Copy word for word the rows from the start of the rows through the line that contains "i1-label: I1 (44, 459, 54, 471)", including that line.

◇ ◇ ◇

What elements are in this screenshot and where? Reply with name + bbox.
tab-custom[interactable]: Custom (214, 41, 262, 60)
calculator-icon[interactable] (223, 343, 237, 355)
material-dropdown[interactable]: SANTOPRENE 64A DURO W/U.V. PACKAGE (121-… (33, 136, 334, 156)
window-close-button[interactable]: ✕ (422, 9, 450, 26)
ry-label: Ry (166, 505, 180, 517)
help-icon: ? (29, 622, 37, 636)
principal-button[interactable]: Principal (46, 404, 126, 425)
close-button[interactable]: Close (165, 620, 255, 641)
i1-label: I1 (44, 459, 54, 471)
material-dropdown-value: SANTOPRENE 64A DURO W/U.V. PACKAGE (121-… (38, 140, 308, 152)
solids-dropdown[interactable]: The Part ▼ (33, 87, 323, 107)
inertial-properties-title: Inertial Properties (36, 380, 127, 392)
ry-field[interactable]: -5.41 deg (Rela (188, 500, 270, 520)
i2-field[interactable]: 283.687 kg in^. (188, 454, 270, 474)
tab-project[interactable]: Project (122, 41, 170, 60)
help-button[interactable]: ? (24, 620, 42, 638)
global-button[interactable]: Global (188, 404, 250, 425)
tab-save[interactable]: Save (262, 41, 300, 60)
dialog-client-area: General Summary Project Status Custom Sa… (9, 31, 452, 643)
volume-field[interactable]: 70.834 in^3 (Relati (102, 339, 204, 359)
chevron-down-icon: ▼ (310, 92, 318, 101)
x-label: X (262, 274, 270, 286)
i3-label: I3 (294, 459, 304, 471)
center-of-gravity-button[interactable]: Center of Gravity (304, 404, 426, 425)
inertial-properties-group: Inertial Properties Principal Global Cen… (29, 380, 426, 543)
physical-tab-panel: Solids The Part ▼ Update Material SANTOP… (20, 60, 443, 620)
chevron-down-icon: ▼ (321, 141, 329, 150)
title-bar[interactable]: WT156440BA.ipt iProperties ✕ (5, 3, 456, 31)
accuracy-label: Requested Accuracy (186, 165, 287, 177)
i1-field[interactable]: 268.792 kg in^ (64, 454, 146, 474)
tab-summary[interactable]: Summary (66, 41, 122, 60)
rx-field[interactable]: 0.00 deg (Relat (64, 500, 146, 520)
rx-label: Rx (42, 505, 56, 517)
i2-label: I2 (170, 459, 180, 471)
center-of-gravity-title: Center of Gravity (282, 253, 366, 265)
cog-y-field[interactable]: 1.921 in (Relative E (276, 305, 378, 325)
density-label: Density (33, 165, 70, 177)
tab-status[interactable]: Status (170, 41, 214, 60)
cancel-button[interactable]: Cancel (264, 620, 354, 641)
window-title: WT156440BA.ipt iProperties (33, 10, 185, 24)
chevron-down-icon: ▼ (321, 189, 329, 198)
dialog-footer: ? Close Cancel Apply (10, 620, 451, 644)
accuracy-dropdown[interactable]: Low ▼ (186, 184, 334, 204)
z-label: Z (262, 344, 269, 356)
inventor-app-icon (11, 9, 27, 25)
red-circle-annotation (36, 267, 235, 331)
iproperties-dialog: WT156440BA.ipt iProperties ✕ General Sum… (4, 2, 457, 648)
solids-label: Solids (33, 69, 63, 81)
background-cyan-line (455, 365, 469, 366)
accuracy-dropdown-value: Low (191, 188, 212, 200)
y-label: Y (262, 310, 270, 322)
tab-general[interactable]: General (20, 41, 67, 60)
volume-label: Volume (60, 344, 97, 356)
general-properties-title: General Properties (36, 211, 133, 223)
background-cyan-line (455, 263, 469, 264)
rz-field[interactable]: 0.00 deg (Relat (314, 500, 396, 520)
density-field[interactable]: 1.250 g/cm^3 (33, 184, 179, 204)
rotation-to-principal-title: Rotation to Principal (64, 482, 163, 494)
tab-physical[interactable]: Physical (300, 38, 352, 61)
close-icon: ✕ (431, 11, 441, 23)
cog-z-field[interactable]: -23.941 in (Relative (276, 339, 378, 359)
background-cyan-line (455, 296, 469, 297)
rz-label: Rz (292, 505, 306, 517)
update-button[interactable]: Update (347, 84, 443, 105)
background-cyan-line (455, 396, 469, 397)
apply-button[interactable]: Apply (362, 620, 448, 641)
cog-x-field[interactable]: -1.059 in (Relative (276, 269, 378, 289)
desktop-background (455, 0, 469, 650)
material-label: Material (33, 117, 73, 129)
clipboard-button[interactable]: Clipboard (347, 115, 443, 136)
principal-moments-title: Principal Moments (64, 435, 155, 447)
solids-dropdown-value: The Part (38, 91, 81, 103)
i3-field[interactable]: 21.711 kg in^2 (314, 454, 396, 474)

◇ ◇ ◇

__Correct result__:
What elements are in this screenshot and where? Reply with name + bbox.
tab-custom[interactable]: Custom (214, 41, 262, 60)
calculator-icon[interactable] (223, 343, 237, 355)
material-dropdown[interactable]: SANTOPRENE 64A DURO W/U.V. PACKAGE (121-… (33, 136, 334, 156)
window-close-button[interactable]: ✕ (422, 9, 450, 26)
ry-label: Ry (166, 505, 180, 517)
help-icon: ? (29, 622, 37, 636)
principal-button[interactable]: Principal (46, 404, 126, 425)
close-button[interactable]: Close (165, 620, 255, 641)
i1-label: I1 (44, 459, 54, 471)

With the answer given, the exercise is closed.